** begin ITEMS **
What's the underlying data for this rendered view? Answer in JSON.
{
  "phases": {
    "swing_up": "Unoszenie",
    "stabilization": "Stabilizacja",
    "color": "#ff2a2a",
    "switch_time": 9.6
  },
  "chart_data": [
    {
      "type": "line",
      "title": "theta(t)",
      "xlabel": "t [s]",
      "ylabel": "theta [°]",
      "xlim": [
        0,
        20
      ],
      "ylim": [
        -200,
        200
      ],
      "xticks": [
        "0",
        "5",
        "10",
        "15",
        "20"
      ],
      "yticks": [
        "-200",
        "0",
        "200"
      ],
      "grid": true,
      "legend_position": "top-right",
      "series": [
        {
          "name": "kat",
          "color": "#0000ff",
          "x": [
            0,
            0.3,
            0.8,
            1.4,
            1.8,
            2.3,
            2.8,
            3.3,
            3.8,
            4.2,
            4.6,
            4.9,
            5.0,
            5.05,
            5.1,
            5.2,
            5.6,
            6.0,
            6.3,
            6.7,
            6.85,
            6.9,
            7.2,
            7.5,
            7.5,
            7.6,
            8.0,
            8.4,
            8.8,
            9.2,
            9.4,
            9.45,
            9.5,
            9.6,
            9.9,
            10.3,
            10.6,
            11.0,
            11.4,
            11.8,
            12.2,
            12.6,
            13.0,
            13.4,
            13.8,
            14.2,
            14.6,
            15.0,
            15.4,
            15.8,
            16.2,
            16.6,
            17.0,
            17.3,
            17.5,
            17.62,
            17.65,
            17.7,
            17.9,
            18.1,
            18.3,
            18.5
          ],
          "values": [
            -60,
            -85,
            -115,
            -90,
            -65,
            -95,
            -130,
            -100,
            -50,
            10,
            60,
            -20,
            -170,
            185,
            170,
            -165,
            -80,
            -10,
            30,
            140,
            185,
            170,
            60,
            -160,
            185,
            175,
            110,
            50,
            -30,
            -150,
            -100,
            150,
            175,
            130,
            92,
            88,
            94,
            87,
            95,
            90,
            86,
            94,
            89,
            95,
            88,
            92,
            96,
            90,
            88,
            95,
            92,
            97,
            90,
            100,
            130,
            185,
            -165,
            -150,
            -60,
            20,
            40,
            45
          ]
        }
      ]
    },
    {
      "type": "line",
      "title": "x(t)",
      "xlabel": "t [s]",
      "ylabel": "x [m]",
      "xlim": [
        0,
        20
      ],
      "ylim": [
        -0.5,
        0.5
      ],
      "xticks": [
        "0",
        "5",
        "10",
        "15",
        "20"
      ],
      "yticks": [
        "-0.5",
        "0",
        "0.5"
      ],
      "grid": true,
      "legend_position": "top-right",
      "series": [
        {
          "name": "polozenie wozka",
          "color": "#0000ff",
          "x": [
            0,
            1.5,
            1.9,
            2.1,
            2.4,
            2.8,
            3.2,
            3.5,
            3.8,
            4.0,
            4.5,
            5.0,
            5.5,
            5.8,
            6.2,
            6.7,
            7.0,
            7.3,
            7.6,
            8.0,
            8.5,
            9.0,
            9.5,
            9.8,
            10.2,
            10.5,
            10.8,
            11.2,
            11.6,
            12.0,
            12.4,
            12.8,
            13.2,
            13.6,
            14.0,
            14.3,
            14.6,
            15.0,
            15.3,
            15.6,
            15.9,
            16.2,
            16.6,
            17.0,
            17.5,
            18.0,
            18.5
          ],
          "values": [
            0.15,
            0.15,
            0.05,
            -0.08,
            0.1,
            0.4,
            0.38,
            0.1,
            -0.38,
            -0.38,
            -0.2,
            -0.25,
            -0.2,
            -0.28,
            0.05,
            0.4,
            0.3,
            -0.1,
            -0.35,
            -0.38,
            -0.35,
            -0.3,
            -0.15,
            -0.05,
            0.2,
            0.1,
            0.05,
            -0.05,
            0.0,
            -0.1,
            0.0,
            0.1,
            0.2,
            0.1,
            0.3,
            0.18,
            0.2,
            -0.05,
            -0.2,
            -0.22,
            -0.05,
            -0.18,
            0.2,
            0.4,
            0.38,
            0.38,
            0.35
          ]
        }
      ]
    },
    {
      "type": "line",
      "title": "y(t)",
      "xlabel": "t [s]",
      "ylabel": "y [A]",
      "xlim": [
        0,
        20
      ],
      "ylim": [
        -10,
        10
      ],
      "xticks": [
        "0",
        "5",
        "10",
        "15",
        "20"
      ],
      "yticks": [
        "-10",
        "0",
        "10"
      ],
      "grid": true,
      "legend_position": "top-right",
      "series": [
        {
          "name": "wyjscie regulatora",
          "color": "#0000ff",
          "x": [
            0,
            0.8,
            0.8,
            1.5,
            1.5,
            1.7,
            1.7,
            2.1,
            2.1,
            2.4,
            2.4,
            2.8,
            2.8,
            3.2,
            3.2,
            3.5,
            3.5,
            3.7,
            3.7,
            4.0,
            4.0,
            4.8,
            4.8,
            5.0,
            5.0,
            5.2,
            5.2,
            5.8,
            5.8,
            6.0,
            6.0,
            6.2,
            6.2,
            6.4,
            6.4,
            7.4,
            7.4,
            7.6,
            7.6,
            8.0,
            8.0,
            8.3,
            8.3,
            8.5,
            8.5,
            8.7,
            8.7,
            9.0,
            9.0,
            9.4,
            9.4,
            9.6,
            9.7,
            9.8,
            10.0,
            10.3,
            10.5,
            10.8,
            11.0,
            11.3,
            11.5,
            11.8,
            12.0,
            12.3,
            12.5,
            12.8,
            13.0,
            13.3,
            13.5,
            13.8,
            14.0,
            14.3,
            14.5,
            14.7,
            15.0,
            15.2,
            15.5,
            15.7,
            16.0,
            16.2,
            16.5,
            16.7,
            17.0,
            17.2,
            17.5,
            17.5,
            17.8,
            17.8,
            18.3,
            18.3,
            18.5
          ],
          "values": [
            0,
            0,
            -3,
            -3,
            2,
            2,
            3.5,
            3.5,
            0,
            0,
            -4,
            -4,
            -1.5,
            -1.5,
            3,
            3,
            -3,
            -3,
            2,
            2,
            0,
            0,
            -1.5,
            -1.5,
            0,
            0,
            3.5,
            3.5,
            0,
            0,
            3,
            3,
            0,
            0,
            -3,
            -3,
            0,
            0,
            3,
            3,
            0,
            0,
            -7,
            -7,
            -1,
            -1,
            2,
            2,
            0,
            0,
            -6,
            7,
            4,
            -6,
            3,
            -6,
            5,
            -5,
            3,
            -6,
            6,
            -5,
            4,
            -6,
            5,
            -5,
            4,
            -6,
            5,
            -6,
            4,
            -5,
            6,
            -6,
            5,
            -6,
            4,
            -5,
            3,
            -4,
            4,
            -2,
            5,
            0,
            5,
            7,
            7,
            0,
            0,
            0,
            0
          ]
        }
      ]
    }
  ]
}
** end ITEMS **
• **EXERCISE REQUIREMENTS**
Reproduce all the records precisely.

• **TASK RESULT**
What's the underlying data for this rendered view? Answer in JSON.
{
  "phases": {
    "swing_up": "Unoszenie",
    "stabilization": "Stabilizacja",
    "color": "#ff2a2a",
    "switch_time": 9.6
  },
  "chart_data": [
    {
      "type": "line",
      "title": "theta(t)",
      "xlabel": "t [s]",
      "ylabel": "theta [°]",
      "xlim": [
        0,
        20
      ],
      "ylim": [
        -200,
        200
      ],
      "xticks": [
        "0",
        "5",
        "10",
        "15",
        "20"
      ],
      "yticks": [
        "-200",
        "0",
        "200"
      ],
      "grid": true,
      "legend_position": "top-right",
      "series": [
        {
          "name": "kat",
          "color": "#0000ff",
          "x": [
            0,
            0.3,
            0.8,
            1.4,
            1.8,
            2.3,
            2.8,
            3.3,
            3.8,
            4.2,
            4.6,
            4.9,
            5.0,
            5.05,
            5.1,
            5.2,
            5.6,
            6.0,
            6.3,
            6.7,
            6.85,
            6.9,
            7.2,
            7.5,
            7.5,
            7.6,
            8.0,
            8.4,
            8.8,
            9.2,
            9.4,
            9.45,
            9.5,
            9.6,
            9.9,
            10.3,
            10.6,
            11.0,
            11.4,
            11.8,
            12.2,
            12.6,
            13.0,
            13.4,
            13.8,
            14.2,
            14.6,
            15.0,
            15.4,
            15.8,
            16.2,
            16.6,
            17.0,
            17.3,
            17.5,
            17.62,
            17.65,
            17.7,
            17.9,
            18.1,
            18.3,
            18.5
          ],
          "values": [
            -60,
            -85,
            -115,
            -90,
            -65,
            -95,
            -130,
            -100,
            -50,
            10,
            60,
            -20,
            -170,
            185,
            170,
            -165,
            -80,
            -10,
            30,
            140,
            185,
            170,
            60,
            -160,
            185,
            175,
            110,
            50,
            -30,
            -150,
            -100,
            150,
            175,
            130,
            92,
            88,
            94,
            87,
            95,
            90,
            86,
            94,
            89,
            95,
            88,
            92,
            96,
            90,
            88,
            95,
            92,
            97,
            90,
            100,
            130,
            185,
            -165,
            -150,
            -60,
            20,
            40,
            45
          ]
        }
      ]
    },
    {
      "type": "line",
      "title": "x(t)",
      "xlabel": "t [s]",
      "ylabel": "x [m]",
      "xlim": [
        0,
        20
      ],
      "ylim": [
        -0.5,
        0.5
      ],
      "xticks": [
        "0",
        "5",
        "10",
        "15",
        "20"
      ],
      "yticks": [
        "-0.5",
        "0",
        "0.5"
      ],
      "grid": true,
      "legend_position": "top-right",
      "series": [
        {
          "name": "polozenie wozka",
          "color": "#0000ff",
          "x": [
            0,
            1.5,
            1.9,
            2.1,
            2.4,
            2.8,
            3.2,
            3.5,
            3.8,
            4.0,
            4.5,
            5.0,
            5.5,
            5.8,
            6.2,
            6.7,
            7.0,
            7.3,
            7.6,
            8.0,
            8.5,
            9.0,
            9.5,
            9.8,
            10.2,
            10.5,
            10.8,
            11.2,
            11.6,
            12.0,
            12.4,
            12.8,
            13.2,
            13.6,
            14.0,
            14.3,
            14.6,
            15.0,
            15.3,
            15.6,
            15.9,
            16.2,
            16.6,
            17.0,
            17.5,
            18.0,
            18.5
          ],
          "values": [
            0.15,
            0.15,
            0.05,
            -0.08,
            0.1,
            0.4,
            0.38,
            0.1,
            -0.38,
            -0.38,
            -0.2,
            -0.25,
            -0.2,
            -0.28,
            0.05,
            0.4,
            0.3,
            -0.1,
            -0.35,
            -0.38,
            -0.35,
            -0.3,
            -0.15,
            -0.05,
            0.2,
            0.1,
            0.05,
            -0.05,
            0.0,
            -0.1,
            0.0,
            0.1,
            0.2,
            0.1,
            0.3,
            0.18,
            0.2,
            -0.05,
            -0.2,
            -0.22,
            -0.05,
            -0.18,
            0.2,
            0.4,
            0.38,
            0.38,
            0.35
          ]
        }
      ]
    },
    {
      "type": "line",
      "title": "y(t)",
      "xlabel": "t [s]",
      "ylabel": "y [A]",
      "xlim": [
        0,
        20
      ],
      "ylim": [
        -10,
        10
      ],
      "xticks": [
        "0",
        "5",
        "10",
        "15",
        "20"
      ],
      "yticks": [
        "-10",
        "0",
        "10"
      ],
      "grid": true,
      "legend_position": "top-right",
      "series": [
        {
          "name": "wyjscie regulatora",
          "color": "#0000ff",
          "x": [
            0,
            0.8,
            0.8,
            1.5,
            1.5,
            1.7,
            1.7,
            2.1,
            2.1,
            2.4,
            2.4,
            2.8,
            2.8,
            3.2,
            3.2,
            3.5,
            3.5,
            3.7,
            3.7,
            4.0,
            4.0,
            4.8,
            4.8,
            5.0,
            5.0,
            5.2,
            5.2,
            5.8,
            5.8,
            6.0,
            6.0,
            6.2,
            6.2,
            6.4,
            6.4,
            7.4,
            7.4,
            7.6,
            7.6,
            8.0,
            8.0,
            8.3,
            8.3,
            8.5,
            8.5,
            8.7,
            8.7,
            9.0,
            9.0,
            9.4,
            9.4,
            9.6,
            9.7,
            9.8,
            10.0,
            10.3,
            10.5,
            10.8,
            11.0,
            11.3,
            11.5,
            11.8,
            12.0,
            12.3,
            12.5,
            12.8,
            13.0,
            13.3,
            13.5,
            13.8,
            14.0,
            14.3,
            14.5,
            14.7,
            15.0,
            15.2,
            15.5,
            15.7,
            16.0,
            16.2,
            16.5,
            16.7,
            17.0,
            17.2,
            17.5,
            17.5,
            17.8,
            17.8,
            18.3,
            18.3,
            18.5
          ],
          "values": [
            0,
            0,
            -3,
            -3,
            2,
            2,
            3.5,
            3.5,
            0,
            0,
            -4,
            -4,
            -1.5,
            -1.5,
            3,
            3,
            -3,
            -3,
            2,
            2,
            0,
            0,
            -1.5,
            -1.5,
            0,
            0,
            3.5,
            3.5,
            0,
            0,
            3,
            3,
            0,
            0,
            -3,
            -3,
            0,
            0,
            3,
            3,
            0,
            0,
            -7,
            -7,
            -1,
            -1,
            2,
            2,
            0,
            0,
            -6,
            7,
            4,
            -6,
            3,
            -6,
            5,
            -5,
            3,
            -6,
            6,
            -5,
            4,
            -6,
            5,
            -5,
            4,
            -6,
            5,
            -6,
            4,
            -5,
            6,
            -6,
            5,
            -6,
            4,
            -5,
            3,
            -4,
            4,
            -2,
            5,
            0,
            5,
            7,
            7,
            0,
            0,
            0,
            0
          ]
        }
      ]
    }
  ]
}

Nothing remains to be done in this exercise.